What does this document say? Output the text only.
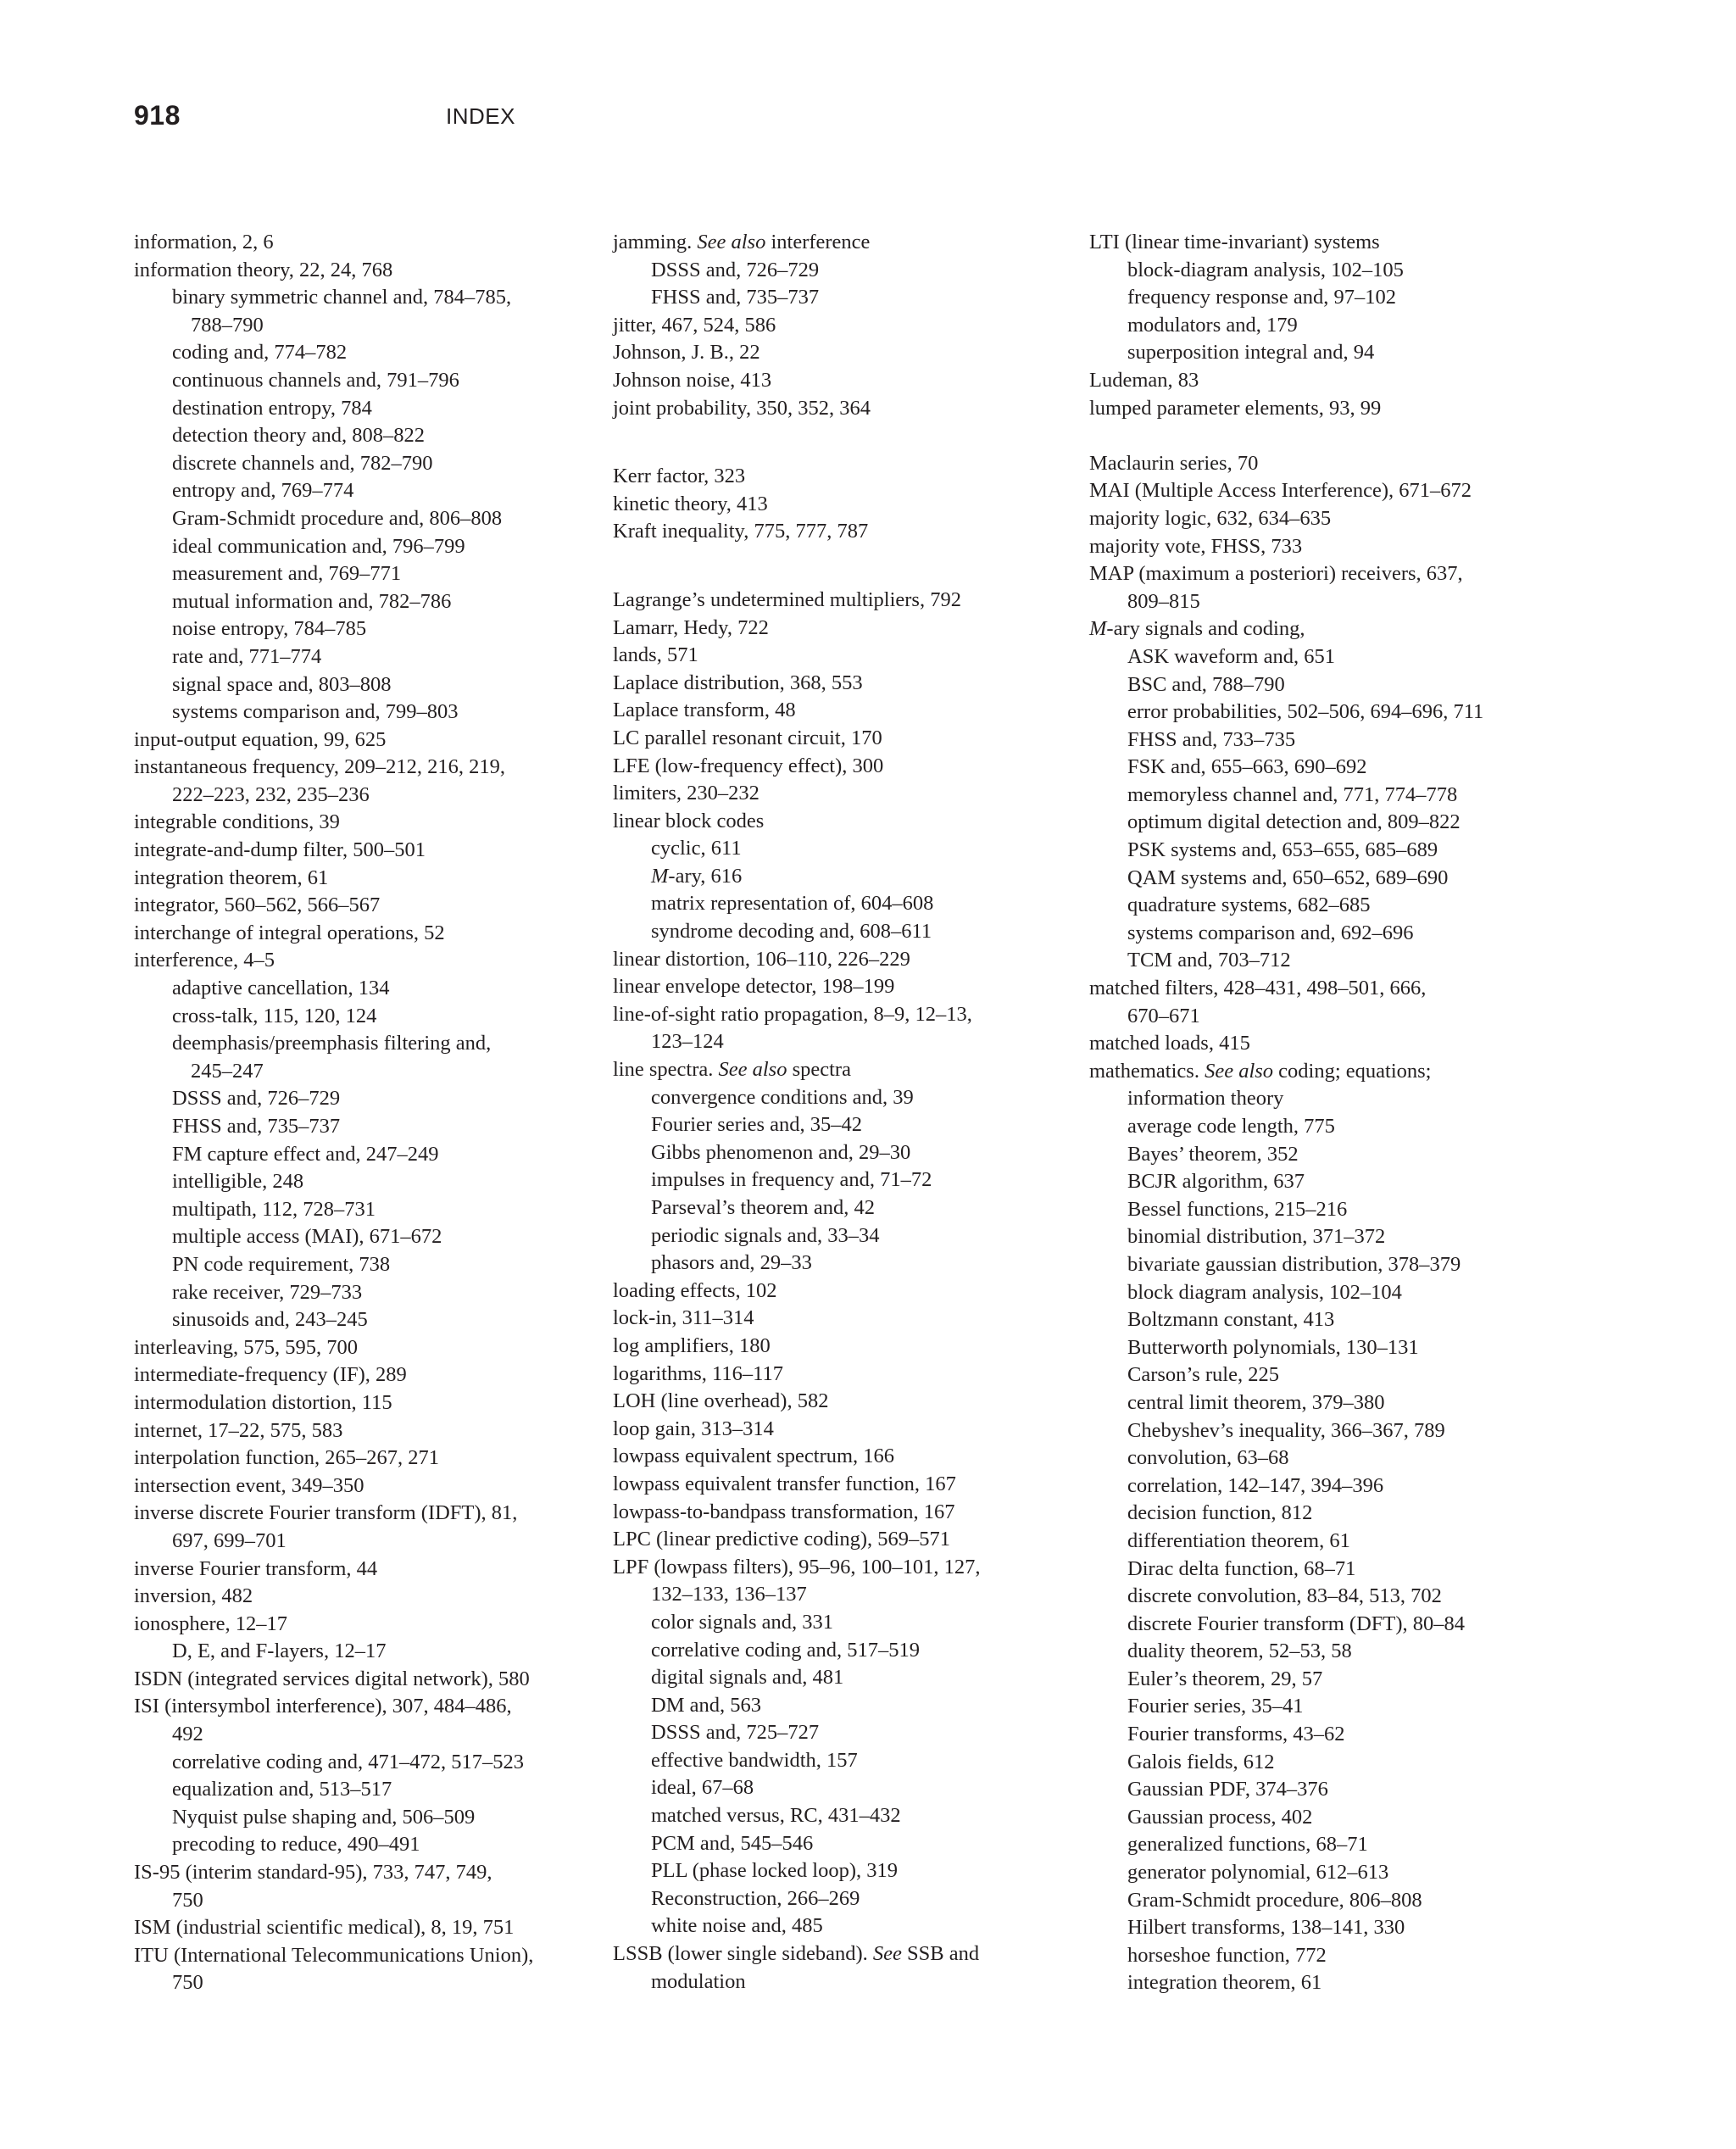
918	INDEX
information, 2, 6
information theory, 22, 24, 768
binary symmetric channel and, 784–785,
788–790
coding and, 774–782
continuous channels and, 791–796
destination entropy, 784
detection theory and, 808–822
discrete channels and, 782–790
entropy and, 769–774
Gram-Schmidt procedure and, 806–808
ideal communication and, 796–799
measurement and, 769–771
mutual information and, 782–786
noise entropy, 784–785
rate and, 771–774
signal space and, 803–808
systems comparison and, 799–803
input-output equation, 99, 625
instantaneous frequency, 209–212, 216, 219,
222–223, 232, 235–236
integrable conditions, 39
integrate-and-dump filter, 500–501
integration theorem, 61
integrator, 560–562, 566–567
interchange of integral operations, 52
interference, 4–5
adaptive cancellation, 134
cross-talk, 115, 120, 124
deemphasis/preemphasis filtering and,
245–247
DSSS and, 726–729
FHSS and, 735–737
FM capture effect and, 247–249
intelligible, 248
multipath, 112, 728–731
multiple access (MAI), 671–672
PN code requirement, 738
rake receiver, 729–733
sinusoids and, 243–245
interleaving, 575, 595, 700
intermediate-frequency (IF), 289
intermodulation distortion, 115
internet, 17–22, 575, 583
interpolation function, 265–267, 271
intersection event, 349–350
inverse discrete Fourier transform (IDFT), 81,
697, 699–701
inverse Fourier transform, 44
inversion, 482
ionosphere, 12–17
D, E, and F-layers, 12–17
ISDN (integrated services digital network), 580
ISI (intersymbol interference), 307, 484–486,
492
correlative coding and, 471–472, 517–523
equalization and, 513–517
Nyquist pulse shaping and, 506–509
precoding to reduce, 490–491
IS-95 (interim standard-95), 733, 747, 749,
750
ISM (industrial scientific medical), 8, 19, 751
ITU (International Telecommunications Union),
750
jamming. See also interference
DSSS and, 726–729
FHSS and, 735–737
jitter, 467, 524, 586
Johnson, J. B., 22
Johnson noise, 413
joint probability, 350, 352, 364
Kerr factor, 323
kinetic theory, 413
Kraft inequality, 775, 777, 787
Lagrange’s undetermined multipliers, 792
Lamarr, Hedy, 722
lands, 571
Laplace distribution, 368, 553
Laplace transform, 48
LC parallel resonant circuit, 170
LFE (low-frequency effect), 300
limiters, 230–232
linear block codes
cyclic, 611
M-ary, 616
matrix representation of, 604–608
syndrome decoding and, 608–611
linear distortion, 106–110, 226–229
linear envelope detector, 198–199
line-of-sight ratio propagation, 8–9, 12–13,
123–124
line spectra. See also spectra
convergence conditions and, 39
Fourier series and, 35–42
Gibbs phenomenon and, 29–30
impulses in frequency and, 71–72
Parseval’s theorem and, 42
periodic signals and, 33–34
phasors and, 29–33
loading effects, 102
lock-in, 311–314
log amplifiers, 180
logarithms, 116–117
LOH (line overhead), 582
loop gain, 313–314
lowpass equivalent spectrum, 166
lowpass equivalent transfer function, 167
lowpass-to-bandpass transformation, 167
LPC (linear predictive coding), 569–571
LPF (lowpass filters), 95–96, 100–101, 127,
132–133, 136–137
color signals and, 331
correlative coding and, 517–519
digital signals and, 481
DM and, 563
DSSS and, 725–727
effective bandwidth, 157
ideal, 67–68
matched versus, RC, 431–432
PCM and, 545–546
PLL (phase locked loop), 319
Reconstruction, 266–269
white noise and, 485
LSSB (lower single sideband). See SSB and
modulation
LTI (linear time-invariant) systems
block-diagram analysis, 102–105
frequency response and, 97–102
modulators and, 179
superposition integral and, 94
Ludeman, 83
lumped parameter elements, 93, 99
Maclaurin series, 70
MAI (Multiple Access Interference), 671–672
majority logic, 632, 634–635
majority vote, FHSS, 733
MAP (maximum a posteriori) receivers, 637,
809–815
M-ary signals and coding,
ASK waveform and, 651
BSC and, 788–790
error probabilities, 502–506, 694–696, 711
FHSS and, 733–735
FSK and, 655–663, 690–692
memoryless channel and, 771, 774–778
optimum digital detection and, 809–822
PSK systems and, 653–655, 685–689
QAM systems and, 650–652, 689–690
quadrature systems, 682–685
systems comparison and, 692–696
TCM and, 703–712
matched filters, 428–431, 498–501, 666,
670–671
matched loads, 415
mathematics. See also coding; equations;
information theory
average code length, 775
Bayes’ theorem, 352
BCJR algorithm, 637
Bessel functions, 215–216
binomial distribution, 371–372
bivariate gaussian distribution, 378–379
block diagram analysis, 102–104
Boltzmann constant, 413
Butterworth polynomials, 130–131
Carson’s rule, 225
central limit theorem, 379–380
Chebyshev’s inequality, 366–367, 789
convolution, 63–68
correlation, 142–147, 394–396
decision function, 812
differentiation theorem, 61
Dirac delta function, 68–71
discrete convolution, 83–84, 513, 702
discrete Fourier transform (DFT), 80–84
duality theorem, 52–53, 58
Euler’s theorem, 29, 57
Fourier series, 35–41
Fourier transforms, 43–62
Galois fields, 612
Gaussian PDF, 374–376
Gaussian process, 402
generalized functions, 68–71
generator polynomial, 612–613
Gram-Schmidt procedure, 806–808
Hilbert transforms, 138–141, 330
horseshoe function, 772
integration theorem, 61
■ ■ ■
*PROMPT*:
The records above must be transcribed exactly. Pictures are left out of the copy.

*RESULT BELOW*:
What does this document say? Output the text only.
918	INDEX
information, 2, 6
information theory, 22, 24, 768
binary symmetric channel and, 784–785,
788–790
coding and, 774–782
continuous channels and, 791–796
destination entropy, 784
detection theory and, 808–822
discrete channels and, 782–790
entropy and, 769–774
Gram-Schmidt procedure and, 806–808
ideal communication and, 796–799
measurement and, 769–771
mutual information and, 782–786
noise entropy, 784–785
rate and, 771–774
signal space and, 803–808
systems comparison and, 799–803
input-output equation, 99, 625
instantaneous frequency, 209–212, 216, 219,
222–223, 232, 235–236
integrable conditions, 39
integrate-and-dump filter, 500–501
integration theorem, 61
integrator, 560–562, 566–567
interchange of integral operations, 52
interference, 4–5
adaptive cancellation, 134
cross-talk, 115, 120, 124
deemphasis/preemphasis filtering and,
245–247
DSSS and, 726–729
FHSS and, 735–737
FM capture effect and, 247–249
intelligible, 248
multipath, 112, 728–731
multiple access (MAI), 671–672
PN code requirement, 738
rake receiver, 729–733
sinusoids and, 243–245
interleaving, 575, 595, 700
intermediate-frequency (IF), 289
intermodulation distortion, 115
internet, 17–22, 575, 583
interpolation function, 265–267, 271
intersection event, 349–350
inverse discrete Fourier transform (IDFT), 81,
697, 699–701
inverse Fourier transform, 44
inversion, 482
ionosphere, 12–17
D, E, and F-layers, 12–17
ISDN (integrated services digital network), 580
ISI (intersymbol interference), 307, 484–486,
492
correlative coding and, 471–472, 517–523
equalization and, 513–517
Nyquist pulse shaping and, 506–509
precoding to reduce, 490–491
IS-95 (interim standard-95), 733, 747, 749,
750
ISM (industrial scientific medical), 8, 19, 751
ITU (International Telecommunications Union),
750
jamming. See also interference
DSSS and, 726–729
FHSS and, 735–737
jitter, 467, 524, 586
Johnson, J. B., 22
Johnson noise, 413
joint probability, 350, 352, 364
Kerr factor, 323
kinetic theory, 413
Kraft inequality, 775, 777, 787
Lagrange’s undetermined multipliers, 792
Lamarr, Hedy, 722
lands, 571
Laplace distribution, 368, 553
Laplace transform, 48
LC parallel resonant circuit, 170
LFE (low-frequency effect), 300
limiters, 230–232
linear block codes
cyclic, 611
M-ary, 616
matrix representation of, 604–608
syndrome decoding and, 608–611
linear distortion, 106–110, 226–229
linear envelope detector, 198–199
line-of-sight ratio propagation, 8–9, 12–13,
123–124
line spectra. See also spectra
convergence conditions and, 39
Fourier series and, 35–42
Gibbs phenomenon and, 29–30
impulses in frequency and, 71–72
Parseval’s theorem and, 42
periodic signals and, 33–34
phasors and, 29–33
loading effects, 102
lock-in, 311–314
log amplifiers, 180
logarithms, 116–117
LOH (line overhead), 582
loop gain, 313–314
lowpass equivalent spectrum, 166
lowpass equivalent transfer function, 167
lowpass-to-bandpass transformation, 167
LPC (linear predictive coding), 569–571
LPF (lowpass filters), 95–96, 100–101, 127,
132–133, 136–137
color signals and, 331
correlative coding and, 517–519
digital signals and, 481
DM and, 563
DSSS and, 725–727
effective bandwidth, 157
ideal, 67–68
matched versus, RC, 431–432
PCM and, 545–546
PLL (phase locked loop), 319
Reconstruction, 266–269
white noise and, 485
LSSB (lower single sideband). See SSB and
modulation
LTI (linear time-invariant) systems
block-diagram analysis, 102–105
frequency response and, 97–102
modulators and, 179
superposition integral and, 94
Ludeman, 83
lumped parameter elements, 93, 99
Maclaurin series, 70
MAI (Multiple Access Interference), 671–672
majority logic, 632, 634–635
majority vote, FHSS, 733
MAP (maximum a posteriori) receivers, 637,
809–815
M-ary signals and coding,
ASK waveform and, 651
BSC and, 788–790
error probabilities, 502–506, 694–696, 711
FHSS and, 733–735
FSK and, 655–663, 690–692
memoryless channel and, 771, 774–778
optimum digital detection and, 809–822
PSK systems and, 653–655, 685–689
QAM systems and, 650–652, 689–690
quadrature systems, 682–685
systems comparison and, 692–696
TCM and, 703–712
matched filters, 428–431, 498–501, 666,
670–671
matched loads, 415
mathematics. See also coding; equations;
information theory
average code length, 775
Bayes’ theorem, 352
BCJR algorithm, 637
Bessel functions, 215–216
binomial distribution, 371–372
bivariate gaussian distribution, 378–379
block diagram analysis, 102–104
Boltzmann constant, 413
Butterworth polynomials, 130–131
Carson’s rule, 225
central limit theorem, 379–380
Chebyshev’s inequality, 366–367, 789
convolution, 63–68
correlation, 142–147, 394–396
decision function, 812
differentiation theorem, 61
Dirac delta function, 68–71
discrete convolution, 83–84, 513, 702
discrete Fourier transform (DFT), 80–84
duality theorem, 52–53, 58
Euler’s theorem, 29, 57
Fourier series, 35–41
Fourier transforms, 43–62
Galois fields, 612
Gaussian PDF, 374–376
Gaussian process, 402
generalized functions, 68–71
generator polynomial, 612–613
Gram-Schmidt procedure, 806–808
Hilbert transforms, 138–141, 330
horseshoe function, 772
integration theorem, 61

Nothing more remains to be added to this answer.